--- Begin ---

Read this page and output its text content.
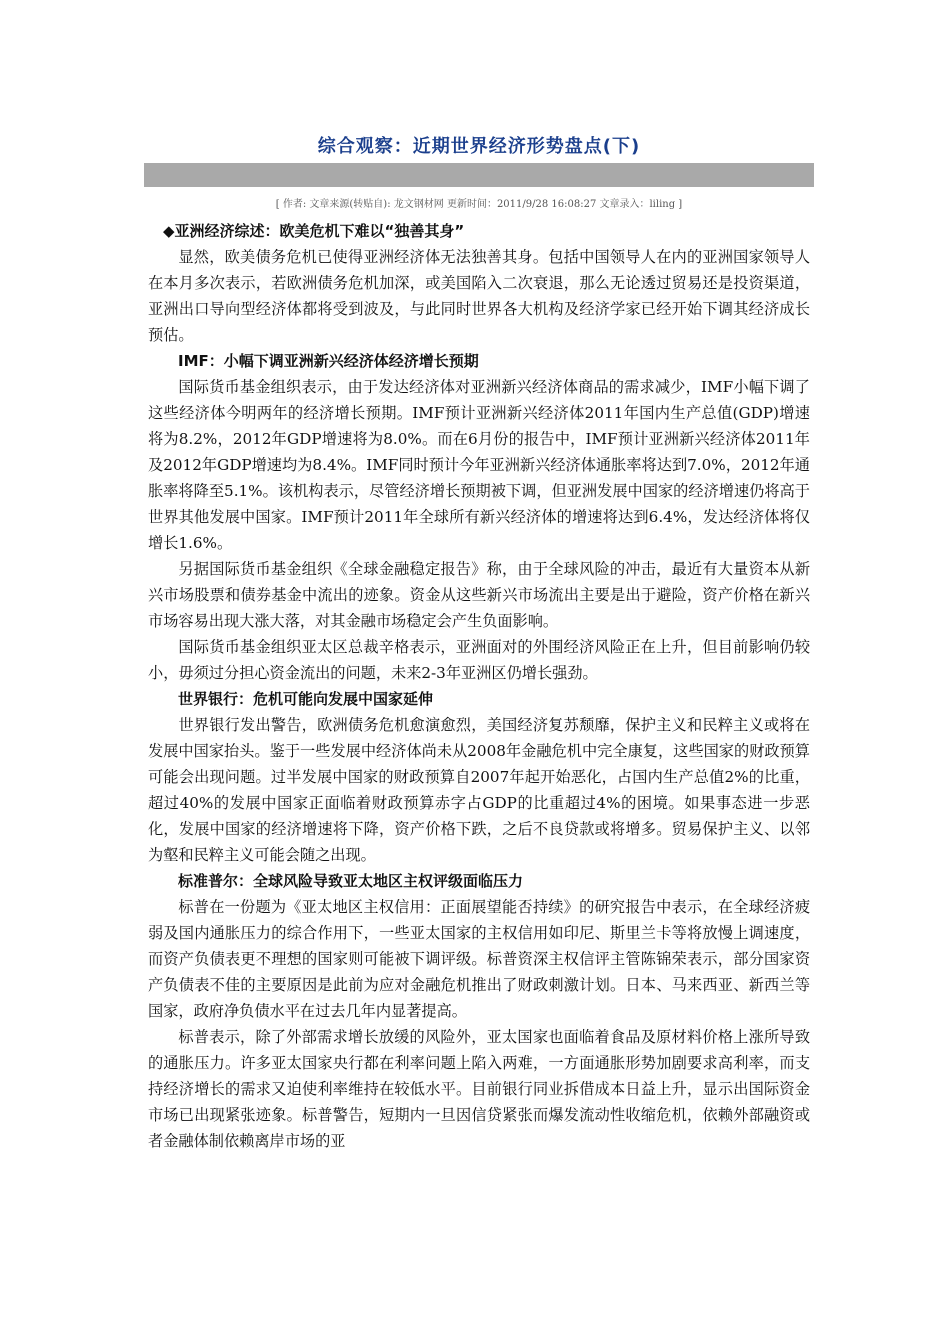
综合观察：近期世界经济形势盘点(下)
[ 作者: 文章来源(转贴自): 龙文钢材网 更新时间：2011/9/28 16:08:27 文章录入：liling ]
◆亚洲经济综述：欧美危机下难以“独善其身”

显然，欧美债务危机已使得亚洲经济体无法独善其身。包括中国领导人在内的亚洲国家领导人在本月多次表示，若欧洲债务危机加深，或美国陷入二次衰退，那么无论透过贸易还是投资渠道，亚洲出口导向型经济体都将受到波及，与此同时世界各大机构及经济学家已经开始下调其经济成长预估。

IMF：小幅下调亚洲新兴经济体经济增长预期

国际货币基金组织表示，由于发达经济体对亚洲新兴经济体商品的需求减少，IMF小幅下调了这些经济体今明两年的经济增长预期。IMF预计亚洲新兴经济体2011年国内生产总值(GDP)增速将为8.2%，2012年GDP增速将为8.0%。而在6月份的报告中，IMF预计亚洲新兴经济体2011年及2012年GDP增速均为8.4%。IMF同时预计今年亚洲新兴经济体通胀率将达到7.0%，2012年通胀率将降至5.1%。该机构表示，尽管经济增长预期被下调，但亚洲发展中国家的经济增速仍将高于世界其他发展中国家。IMF预计2011年全球所有新兴经济体的增速将达到6.4%，发达经济体将仅增长1.6%。

另据国际货币基金组织《全球金融稳定报告》称，由于全球风险的冲击，最近有大量资本从新兴市场股票和债券基金中流出的迹象。资金从这些新兴市场流出主要是出于避险，资产价格在新兴市场容易出现大涨大落，对其金融市场稳定会产生负面影响。

国际货币基金组织亚太区总裁辛格表示，亚洲面对的外围经济风险正在上升，但目前影响仍较小，毋须过分担心资金流出的问题，未来2-3年亚洲区仍增长强劲。

世界银行：危机可能向发展中国家延伸

世界银行发出警告，欧洲债务危机愈演愈烈，美国经济复苏颓靡，保护主义和民粹主义或将在发展中国家抬头。鉴于一些发展中经济体尚未从2008年金融危机中完全康复，这些国家的财政预算可能会出现问题。过半发展中国家的财政预算自2007年起开始恶化，占国内生产总值2%的比重，超过40%的发展中国家正面临着财政预算赤字占GDP的比重超过4%的困境。如果事态进一步恶化，发展中国家的经济增速将下降，资产价格下跌，之后不良贷款或将增多。贸易保护主义、以邻为壑和民粹主义可能会随之出现。

标准普尔：全球风险导致亚太地区主权评级面临压力

标普在一份题为《亚太地区主权信用：正面展望能否持续》的研究报告中表示，在全球经济疲弱及国内通胀压力的综合作用下，一些亚太国家的主权信用如印尼、斯里兰卡等将放慢上调速度，而资产负债表更不理想的国家则可能被下调评级。标普资深主权信评主管陈锦荣表示，部分国家资产负债表不佳的主要原因是此前为应对金融危机推出了财政刺激计划。日本、马来西亚、新西兰等国家，政府净负债水平在过去几年内显著提高。

标普表示，除了外部需求增长放缓的风险外，亚太国家也面临着食品及原材料价格上涨所导致的通胀压力。许多亚太国家央行都在利率问题上陷入两难，一方面通胀形势加剧要求高利率，而支持经济增长的需求又迫使利率维持在较低水平。目前银行同业拆借成本日益上升，显示出国际资金市场已出现紧张迹象。标普警告，短期内一旦因信贷紧张而爆发流动性收缩危机，依赖外部融资或者金融体制依赖离岸市场的亚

--- End ---

* _What you will do_: Exclude all images and restate the records above word for word.

* _Solution for this exercise_:
Read this page and output its text content.
综合观察：近期世界经济形势盘点(下)
[ 作者: 文章来源(转贴自): 龙文钢材网 更新时间：2011/9/28 16:08:27 文章录入：liling ]
◆亚洲经济综述：欧美危机下难以“独善其身”

显然，欧美债务危机已使得亚洲经济体无法独善其身。包括中国领导人在内的亚洲国家领导人在本月多次表示，若欧洲债务危机加深，或美国陷入二次衰退，那么无论透过贸易还是投资渠道，亚洲出口导向型经济体都将受到波及，与此同时世界各大机构及经济学家已经开始下调其经济成长预估。

IMF：小幅下调亚洲新兴经济体经济增长预期

国际货币基金组织表示，由于发达经济体对亚洲新兴经济体商品的需求减少，IMF小幅下调了这些经济体今明两年的经济增长预期。IMF预计亚洲新兴经济体2011年国内生产总值(GDP)增速将为8.2%，2012年GDP增速将为8.0%。而在6月份的报告中，IMF预计亚洲新兴经济体2011年及2012年GDP增速均为8.4%。IMF同时预计今年亚洲新兴经济体通胀率将达到7.0%，2012年通胀率将降至5.1%。该机构表示，尽管经济增长预期被下调，但亚洲发展中国家的经济增速仍将高于世界其他发展中国家。IMF预计2011年全球所有新兴经济体的增速将达到6.4%，发达经济体将仅增长1.6%。

另据国际货币基金组织《全球金融稳定报告》称，由于全球风险的冲击，最近有大量资本从新兴市场股票和债券基金中流出的迹象。资金从这些新兴市场流出主要是出于避险，资产价格在新兴市场容易出现大涨大落，对其金融市场稳定会产生负面影响。

国际货币基金组织亚太区总裁辛格表示，亚洲面对的外围经济风险正在上升，但目前影响仍较小，毋须过分担心资金流出的问题，未来2-3年亚洲区仍增长强劲。

世界银行：危机可能向发展中国家延伸

世界银行发出警告，欧洲债务危机愈演愈烈，美国经济复苏颓靡，保护主义和民粹主义或将在发展中国家抬头。鉴于一些发展中经济体尚未从2008年金融危机中完全康复，这些国家的财政预算可能会出现问题。过半发展中国家的财政预算自2007年起开始恶化，占国内生产总值2%的比重，超过40%的发展中国家正面临着财政预算赤字占GDP的比重超过4%的困境。如果事态进一步恶化，发展中国家的经济增速将下降，资产价格下跌，之后不良贷款或将增多。贸易保护主义、以邻为壑和民粹主义可能会随之出现。

标准普尔：全球风险导致亚太地区主权评级面临压力

标普在一份题为《亚太地区主权信用：正面展望能否持续》的研究报告中表示，在全球经济疲弱及国内通胀压力的综合作用下，一些亚太国家的主权信用如印尼、斯里兰卡等将放慢上调速度，而资产负债表更不理想的国家则可能被下调评级。标普资深主权信评主管陈锦荣表示，部分国家资产负债表不佳的主要原因是此前为应对金融危机推出了财政刺激计划。日本、马来西亚、新西兰等国家，政府净负债水平在过去几年内显著提高。

标普表示，除了外部需求增长放缓的风险外，亚太国家也面临着食品及原材料价格上涨所导致的通胀压力。许多亚太国家央行都在利率问题上陷入两难，一方面通胀形势加剧要求高利率，而支持经济增长的需求又迫使利率维持在较低水平。目前银行同业拆借成本日益上升，显示出国际资金市场已出现紧张迹象。标普警告，短期内一旦因信贷紧张而爆发流动性收缩危机，依赖外部融资或者金融体制依赖离岸市场的亚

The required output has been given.